**Exercise goal**
State how many lines in the listing below include the word "JSON". Give nothing but the number.

**Dataset extract**
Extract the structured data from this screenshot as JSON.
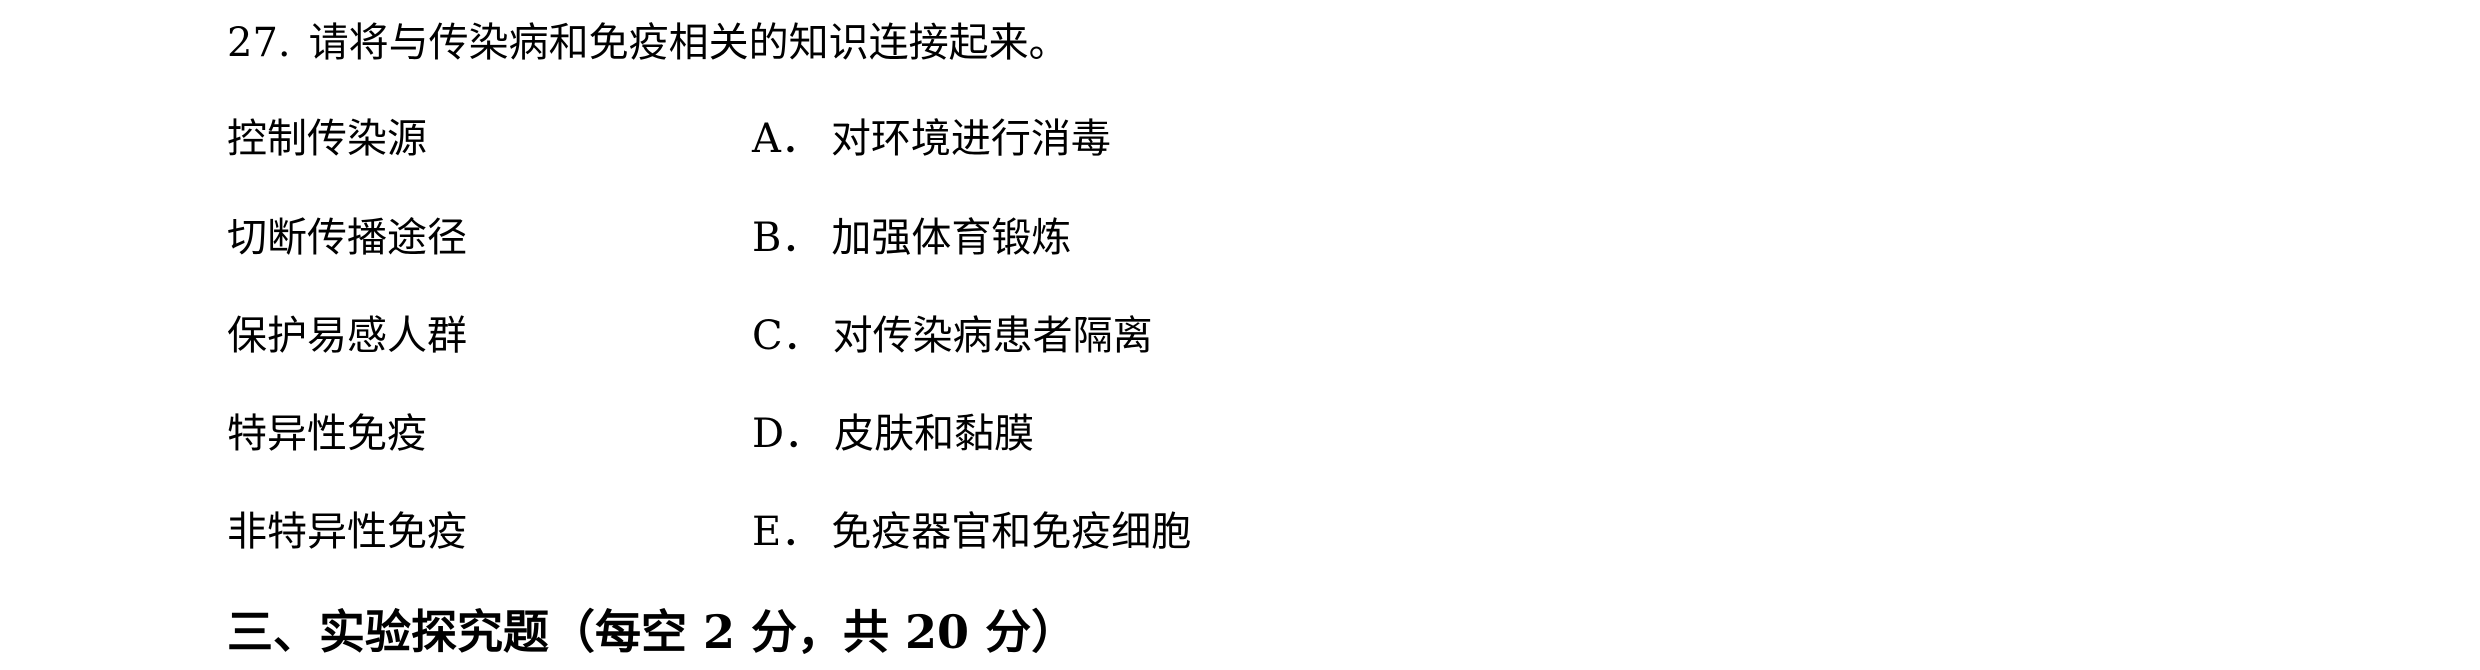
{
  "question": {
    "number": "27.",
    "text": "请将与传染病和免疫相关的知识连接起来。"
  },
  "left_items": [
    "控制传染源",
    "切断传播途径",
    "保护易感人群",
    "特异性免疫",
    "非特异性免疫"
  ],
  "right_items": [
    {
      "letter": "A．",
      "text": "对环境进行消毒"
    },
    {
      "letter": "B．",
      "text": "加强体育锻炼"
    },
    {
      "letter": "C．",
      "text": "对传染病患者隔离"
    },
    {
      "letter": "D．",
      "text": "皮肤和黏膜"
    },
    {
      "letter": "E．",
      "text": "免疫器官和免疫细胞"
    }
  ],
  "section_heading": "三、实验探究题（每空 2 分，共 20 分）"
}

* * *

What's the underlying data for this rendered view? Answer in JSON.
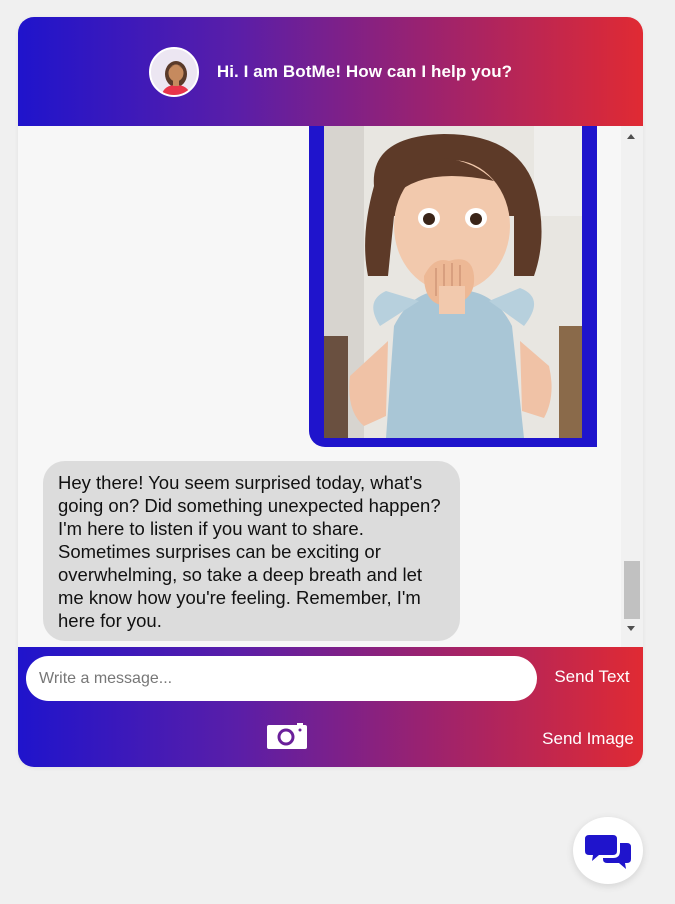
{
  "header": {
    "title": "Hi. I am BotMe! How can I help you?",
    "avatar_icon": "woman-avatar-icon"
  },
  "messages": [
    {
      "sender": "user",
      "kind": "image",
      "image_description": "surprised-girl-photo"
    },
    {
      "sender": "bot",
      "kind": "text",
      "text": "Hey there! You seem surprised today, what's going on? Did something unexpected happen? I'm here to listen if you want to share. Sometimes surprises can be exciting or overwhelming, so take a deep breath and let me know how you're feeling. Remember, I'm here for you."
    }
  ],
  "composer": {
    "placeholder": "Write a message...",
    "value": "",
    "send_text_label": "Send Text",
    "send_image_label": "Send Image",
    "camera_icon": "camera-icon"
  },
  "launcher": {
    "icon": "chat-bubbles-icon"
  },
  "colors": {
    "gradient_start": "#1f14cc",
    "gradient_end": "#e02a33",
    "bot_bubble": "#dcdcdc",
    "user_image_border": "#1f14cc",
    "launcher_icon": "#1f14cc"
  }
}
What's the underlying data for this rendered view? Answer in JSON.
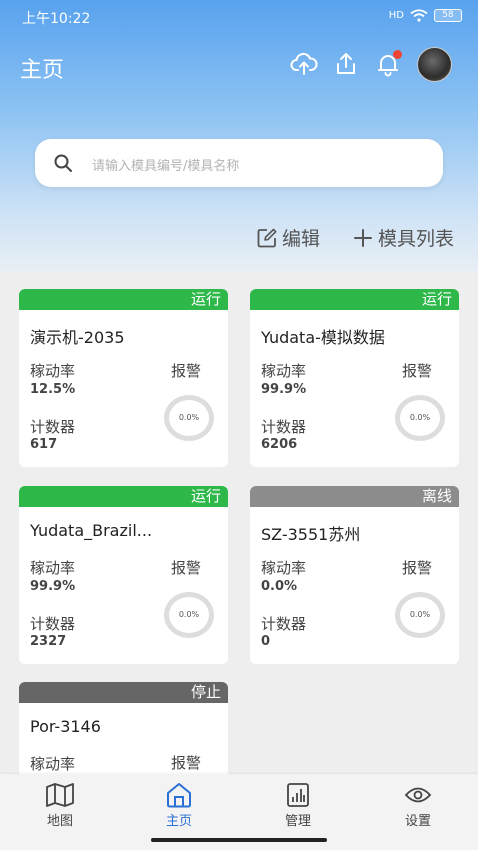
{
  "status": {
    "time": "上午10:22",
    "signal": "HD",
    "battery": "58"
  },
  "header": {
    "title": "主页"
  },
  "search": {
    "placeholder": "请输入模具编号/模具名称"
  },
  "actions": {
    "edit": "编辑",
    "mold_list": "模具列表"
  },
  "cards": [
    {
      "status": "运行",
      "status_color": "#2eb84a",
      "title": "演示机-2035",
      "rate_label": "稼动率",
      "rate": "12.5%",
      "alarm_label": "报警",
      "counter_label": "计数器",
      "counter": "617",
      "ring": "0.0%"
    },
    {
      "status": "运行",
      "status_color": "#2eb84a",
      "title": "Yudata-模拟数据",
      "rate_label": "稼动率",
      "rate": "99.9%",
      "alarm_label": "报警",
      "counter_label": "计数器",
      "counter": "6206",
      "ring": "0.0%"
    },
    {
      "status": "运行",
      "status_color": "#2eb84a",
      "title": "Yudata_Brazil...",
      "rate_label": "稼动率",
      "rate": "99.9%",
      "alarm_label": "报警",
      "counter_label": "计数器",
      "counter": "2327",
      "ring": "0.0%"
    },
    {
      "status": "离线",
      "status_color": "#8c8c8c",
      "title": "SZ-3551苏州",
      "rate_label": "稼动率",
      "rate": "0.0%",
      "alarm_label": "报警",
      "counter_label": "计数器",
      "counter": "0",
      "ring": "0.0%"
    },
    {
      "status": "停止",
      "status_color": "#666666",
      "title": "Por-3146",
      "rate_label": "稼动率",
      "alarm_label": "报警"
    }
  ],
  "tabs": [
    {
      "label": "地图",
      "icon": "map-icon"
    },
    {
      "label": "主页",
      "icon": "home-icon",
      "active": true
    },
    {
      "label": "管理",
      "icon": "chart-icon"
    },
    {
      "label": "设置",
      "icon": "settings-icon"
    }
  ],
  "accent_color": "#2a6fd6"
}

---

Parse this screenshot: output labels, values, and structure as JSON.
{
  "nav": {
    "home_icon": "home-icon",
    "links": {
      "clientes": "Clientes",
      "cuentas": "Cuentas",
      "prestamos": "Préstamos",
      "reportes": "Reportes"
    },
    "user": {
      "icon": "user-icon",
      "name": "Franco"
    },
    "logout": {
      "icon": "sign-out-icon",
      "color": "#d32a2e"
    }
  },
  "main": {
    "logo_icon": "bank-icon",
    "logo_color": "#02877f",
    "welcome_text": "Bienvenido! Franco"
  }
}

**Written solution**
4